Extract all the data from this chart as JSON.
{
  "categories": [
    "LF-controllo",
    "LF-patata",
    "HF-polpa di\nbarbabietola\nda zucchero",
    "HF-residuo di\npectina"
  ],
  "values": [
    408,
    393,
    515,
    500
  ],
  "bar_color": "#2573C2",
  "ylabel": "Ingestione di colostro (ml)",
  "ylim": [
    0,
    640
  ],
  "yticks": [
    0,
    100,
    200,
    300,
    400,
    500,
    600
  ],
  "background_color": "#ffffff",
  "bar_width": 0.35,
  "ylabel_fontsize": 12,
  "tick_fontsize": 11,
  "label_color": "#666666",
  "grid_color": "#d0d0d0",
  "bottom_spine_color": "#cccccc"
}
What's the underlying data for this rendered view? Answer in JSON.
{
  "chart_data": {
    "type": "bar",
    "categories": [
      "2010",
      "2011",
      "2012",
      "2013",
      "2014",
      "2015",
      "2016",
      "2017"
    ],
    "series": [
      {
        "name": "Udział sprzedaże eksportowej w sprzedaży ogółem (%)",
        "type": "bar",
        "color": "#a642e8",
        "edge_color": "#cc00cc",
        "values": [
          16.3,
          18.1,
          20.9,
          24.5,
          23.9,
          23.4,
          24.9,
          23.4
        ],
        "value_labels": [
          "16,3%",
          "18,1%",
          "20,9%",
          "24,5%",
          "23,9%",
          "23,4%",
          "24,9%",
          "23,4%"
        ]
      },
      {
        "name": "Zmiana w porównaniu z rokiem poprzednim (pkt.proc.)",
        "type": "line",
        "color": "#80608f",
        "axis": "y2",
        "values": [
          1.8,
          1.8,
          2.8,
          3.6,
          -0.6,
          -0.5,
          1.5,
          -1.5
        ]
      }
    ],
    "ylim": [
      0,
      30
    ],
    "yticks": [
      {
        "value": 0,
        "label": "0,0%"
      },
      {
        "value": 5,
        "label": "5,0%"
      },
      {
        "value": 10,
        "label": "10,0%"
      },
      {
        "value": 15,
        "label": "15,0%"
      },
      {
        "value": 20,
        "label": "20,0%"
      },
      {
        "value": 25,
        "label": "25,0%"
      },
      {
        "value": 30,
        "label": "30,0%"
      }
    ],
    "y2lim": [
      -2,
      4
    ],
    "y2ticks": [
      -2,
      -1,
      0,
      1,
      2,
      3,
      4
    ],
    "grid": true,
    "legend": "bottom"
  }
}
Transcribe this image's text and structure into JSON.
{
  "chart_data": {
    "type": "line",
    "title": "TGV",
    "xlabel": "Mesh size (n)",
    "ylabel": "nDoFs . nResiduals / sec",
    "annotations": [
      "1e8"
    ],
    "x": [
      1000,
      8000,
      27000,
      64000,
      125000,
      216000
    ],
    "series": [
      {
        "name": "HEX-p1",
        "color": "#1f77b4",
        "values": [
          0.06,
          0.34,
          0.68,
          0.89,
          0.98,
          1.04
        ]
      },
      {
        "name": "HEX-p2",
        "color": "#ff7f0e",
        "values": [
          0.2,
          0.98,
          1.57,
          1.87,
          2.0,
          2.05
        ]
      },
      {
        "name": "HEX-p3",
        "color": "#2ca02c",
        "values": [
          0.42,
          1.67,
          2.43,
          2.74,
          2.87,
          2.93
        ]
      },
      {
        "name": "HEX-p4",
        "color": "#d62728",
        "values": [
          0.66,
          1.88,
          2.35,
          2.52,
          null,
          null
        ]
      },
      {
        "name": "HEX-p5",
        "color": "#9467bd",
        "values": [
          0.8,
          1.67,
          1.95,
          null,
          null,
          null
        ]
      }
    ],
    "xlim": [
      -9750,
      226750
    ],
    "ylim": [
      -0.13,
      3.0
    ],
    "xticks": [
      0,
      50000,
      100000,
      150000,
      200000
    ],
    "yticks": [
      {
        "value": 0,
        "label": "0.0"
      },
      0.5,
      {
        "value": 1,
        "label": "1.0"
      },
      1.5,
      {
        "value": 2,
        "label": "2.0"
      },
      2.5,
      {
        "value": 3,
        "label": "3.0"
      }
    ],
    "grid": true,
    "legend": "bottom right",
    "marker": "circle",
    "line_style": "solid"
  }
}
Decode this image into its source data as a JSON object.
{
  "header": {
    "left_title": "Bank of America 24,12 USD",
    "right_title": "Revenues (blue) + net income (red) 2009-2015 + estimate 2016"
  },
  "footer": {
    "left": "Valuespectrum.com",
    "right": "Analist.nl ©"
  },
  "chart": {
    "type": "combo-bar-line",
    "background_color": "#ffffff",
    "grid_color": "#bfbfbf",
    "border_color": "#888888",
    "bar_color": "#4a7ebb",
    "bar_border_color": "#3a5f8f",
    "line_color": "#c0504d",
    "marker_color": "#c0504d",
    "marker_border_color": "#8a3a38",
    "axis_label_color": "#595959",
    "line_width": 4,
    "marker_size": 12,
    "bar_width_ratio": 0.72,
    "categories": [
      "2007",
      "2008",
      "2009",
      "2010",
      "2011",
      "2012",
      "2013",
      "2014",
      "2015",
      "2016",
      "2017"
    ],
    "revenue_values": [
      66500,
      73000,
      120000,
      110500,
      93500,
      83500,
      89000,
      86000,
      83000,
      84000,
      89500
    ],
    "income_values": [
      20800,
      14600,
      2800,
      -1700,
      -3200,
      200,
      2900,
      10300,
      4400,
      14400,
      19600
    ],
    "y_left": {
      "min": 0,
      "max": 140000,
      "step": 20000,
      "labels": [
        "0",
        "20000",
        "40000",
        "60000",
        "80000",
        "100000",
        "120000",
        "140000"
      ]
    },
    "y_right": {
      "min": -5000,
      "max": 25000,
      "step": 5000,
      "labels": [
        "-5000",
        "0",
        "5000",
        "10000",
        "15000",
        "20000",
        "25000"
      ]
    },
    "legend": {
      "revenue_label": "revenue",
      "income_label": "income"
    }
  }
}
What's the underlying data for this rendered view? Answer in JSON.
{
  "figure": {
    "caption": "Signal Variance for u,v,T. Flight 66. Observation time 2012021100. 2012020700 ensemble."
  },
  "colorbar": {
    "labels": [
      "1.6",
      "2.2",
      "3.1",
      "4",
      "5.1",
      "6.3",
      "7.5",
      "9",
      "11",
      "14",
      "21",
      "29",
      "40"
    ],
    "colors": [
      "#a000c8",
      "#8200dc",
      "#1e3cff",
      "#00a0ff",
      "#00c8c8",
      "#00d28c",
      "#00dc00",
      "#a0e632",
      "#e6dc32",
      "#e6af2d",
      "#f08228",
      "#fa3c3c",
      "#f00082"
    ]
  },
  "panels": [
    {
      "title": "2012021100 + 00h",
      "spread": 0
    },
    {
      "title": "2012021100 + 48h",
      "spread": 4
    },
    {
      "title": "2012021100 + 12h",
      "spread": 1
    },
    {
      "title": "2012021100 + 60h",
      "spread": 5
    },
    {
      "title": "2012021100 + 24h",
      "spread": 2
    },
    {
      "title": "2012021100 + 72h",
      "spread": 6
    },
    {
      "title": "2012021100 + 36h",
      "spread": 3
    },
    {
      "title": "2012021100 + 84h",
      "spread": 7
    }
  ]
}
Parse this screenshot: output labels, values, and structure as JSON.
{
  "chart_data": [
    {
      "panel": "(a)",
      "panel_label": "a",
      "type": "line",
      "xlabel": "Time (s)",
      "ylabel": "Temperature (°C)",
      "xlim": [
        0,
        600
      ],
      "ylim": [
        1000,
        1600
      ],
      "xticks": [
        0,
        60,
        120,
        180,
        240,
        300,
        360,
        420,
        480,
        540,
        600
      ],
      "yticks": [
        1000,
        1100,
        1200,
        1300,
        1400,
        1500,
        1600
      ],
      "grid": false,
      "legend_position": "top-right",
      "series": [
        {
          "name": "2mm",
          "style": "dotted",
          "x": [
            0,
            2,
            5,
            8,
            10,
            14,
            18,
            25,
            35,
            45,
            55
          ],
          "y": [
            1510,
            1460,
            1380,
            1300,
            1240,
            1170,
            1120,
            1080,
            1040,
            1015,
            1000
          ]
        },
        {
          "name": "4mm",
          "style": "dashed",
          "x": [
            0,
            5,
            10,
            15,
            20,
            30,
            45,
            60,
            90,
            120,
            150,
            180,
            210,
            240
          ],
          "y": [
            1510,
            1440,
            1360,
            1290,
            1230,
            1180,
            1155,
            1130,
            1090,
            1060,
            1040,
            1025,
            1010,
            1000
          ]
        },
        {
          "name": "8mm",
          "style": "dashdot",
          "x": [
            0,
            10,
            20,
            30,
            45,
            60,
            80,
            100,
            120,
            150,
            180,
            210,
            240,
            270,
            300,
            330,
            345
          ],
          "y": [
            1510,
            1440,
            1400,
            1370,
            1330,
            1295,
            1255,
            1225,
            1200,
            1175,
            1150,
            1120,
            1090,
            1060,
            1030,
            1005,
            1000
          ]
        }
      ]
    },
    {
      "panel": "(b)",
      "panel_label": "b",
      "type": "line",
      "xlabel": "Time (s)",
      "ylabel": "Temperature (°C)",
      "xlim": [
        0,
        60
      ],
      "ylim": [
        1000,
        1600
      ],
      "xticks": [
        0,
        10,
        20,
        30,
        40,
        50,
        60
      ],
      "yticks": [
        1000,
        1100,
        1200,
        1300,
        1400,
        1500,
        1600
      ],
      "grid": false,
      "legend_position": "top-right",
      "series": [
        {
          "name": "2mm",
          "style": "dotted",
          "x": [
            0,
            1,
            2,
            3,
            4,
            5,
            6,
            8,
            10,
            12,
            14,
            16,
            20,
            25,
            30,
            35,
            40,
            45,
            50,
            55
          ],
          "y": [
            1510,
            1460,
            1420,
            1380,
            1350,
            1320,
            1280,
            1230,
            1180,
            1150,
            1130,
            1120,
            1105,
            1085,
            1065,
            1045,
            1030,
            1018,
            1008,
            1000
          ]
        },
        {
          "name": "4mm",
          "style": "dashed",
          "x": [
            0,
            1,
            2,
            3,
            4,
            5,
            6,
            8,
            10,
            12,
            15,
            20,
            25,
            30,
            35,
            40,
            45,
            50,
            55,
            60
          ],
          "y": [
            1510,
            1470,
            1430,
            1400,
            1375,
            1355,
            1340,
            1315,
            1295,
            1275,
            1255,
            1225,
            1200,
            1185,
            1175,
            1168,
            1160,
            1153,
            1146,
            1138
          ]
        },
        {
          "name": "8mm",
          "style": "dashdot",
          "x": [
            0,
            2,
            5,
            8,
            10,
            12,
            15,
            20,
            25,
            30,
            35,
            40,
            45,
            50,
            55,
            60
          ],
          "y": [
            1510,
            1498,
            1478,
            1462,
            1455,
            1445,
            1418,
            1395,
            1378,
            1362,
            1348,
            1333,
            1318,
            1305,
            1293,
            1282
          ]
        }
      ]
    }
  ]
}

# What is asked
Copy all lines in the listing above where the string "structure" appears.

# Completed exercise
Transcribe this image's text and structure into JSON.
Parse this screenshot: output labels, values, and structure as JSON.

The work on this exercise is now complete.